Gather all lines containing the string "this" and copy them out.

## BEGIN Data provided

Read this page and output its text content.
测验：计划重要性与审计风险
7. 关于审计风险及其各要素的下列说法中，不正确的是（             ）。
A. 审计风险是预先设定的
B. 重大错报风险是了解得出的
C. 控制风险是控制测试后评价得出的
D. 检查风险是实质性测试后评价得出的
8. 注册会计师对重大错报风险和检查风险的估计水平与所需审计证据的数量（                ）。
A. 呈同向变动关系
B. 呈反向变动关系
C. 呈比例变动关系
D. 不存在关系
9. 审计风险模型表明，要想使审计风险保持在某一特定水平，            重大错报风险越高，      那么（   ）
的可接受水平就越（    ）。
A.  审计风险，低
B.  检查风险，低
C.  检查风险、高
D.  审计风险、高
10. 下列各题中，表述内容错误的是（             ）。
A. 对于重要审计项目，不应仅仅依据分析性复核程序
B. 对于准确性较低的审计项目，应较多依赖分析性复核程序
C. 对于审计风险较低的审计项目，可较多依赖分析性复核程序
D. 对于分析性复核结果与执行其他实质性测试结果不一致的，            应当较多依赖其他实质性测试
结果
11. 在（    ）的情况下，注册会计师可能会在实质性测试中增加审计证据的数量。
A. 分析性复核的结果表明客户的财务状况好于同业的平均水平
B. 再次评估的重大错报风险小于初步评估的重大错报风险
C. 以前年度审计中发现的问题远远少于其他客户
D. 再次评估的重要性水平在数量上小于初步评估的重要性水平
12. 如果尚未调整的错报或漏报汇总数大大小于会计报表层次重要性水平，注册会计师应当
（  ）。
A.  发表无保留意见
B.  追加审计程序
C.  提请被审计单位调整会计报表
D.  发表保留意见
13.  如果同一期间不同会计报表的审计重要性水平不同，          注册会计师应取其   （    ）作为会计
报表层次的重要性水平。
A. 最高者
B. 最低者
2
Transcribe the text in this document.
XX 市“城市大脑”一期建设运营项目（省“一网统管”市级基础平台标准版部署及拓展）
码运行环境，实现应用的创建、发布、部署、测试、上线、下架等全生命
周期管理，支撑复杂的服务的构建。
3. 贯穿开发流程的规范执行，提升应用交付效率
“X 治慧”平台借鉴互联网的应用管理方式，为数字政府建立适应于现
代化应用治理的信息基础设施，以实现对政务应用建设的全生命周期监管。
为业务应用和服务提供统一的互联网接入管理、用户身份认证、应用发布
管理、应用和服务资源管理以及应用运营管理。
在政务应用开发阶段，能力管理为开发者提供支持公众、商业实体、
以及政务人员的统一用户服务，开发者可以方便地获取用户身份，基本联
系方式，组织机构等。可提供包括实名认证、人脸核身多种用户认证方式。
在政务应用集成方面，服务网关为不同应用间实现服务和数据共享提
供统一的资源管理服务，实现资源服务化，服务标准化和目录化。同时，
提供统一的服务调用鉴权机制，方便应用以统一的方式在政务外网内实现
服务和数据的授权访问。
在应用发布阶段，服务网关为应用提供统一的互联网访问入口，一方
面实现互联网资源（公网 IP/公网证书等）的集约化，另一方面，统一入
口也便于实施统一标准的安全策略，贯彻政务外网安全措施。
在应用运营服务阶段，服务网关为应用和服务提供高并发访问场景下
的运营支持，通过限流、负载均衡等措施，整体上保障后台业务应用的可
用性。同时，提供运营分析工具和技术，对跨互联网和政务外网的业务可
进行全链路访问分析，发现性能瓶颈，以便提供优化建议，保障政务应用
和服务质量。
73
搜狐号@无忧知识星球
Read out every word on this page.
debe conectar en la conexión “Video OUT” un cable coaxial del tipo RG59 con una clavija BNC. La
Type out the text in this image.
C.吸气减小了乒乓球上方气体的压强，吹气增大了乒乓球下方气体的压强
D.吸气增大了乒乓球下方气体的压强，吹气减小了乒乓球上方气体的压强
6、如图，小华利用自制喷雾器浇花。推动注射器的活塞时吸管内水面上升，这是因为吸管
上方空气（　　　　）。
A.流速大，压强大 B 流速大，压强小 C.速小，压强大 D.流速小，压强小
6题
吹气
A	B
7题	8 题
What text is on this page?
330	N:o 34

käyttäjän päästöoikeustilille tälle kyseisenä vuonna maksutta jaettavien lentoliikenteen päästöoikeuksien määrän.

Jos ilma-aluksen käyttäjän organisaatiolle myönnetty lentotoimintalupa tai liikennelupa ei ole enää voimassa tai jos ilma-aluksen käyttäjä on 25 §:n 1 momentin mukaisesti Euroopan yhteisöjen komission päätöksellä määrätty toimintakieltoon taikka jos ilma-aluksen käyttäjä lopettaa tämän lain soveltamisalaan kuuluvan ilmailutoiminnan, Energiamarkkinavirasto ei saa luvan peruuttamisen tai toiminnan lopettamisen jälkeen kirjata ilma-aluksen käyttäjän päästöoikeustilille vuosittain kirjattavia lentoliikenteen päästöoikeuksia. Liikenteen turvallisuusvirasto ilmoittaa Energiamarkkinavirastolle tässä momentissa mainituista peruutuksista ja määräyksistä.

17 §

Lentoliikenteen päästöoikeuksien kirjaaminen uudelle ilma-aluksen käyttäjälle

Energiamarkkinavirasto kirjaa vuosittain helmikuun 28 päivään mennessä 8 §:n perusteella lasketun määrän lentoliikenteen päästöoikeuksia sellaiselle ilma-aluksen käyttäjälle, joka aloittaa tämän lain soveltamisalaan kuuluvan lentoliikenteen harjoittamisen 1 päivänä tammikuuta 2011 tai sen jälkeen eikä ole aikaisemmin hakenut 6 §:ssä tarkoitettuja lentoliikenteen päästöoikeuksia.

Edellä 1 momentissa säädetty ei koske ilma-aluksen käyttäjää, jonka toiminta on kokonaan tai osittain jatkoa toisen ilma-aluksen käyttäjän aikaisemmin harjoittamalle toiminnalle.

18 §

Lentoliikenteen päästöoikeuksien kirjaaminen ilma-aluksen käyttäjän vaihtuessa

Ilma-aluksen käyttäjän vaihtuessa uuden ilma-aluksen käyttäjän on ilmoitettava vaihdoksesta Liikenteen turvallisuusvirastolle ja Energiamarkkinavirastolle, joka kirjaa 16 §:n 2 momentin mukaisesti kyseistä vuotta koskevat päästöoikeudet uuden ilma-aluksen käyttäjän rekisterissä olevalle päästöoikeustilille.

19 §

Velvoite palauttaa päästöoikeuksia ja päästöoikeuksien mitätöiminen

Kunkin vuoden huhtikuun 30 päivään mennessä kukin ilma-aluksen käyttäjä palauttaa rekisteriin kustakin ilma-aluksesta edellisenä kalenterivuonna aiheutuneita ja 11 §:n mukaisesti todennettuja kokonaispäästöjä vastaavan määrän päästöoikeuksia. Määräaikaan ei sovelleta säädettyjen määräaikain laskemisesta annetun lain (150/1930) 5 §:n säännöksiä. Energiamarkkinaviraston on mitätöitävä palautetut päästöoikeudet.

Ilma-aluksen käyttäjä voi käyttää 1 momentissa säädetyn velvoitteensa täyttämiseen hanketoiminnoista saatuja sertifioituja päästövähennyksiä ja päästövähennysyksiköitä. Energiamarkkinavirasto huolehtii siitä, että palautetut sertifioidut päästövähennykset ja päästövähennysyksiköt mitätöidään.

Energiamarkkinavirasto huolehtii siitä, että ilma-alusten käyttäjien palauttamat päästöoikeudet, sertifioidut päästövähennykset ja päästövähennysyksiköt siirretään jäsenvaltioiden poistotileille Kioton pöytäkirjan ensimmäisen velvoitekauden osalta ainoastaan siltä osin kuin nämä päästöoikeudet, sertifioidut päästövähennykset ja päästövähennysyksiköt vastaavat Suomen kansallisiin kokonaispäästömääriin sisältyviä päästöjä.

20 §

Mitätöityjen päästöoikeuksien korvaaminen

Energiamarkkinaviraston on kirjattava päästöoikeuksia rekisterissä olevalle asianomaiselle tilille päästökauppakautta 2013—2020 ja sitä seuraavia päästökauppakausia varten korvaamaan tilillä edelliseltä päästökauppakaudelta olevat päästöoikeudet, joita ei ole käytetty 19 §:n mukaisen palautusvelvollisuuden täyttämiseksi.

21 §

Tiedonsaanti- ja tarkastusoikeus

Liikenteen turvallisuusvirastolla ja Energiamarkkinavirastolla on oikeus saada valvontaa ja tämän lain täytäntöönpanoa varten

## END Data provided

**Worked solution:**
Read this page and output its text content.
Transcribe the text in this document.
Read out every word on this page.
Type out the text in this image.
What text is on this page?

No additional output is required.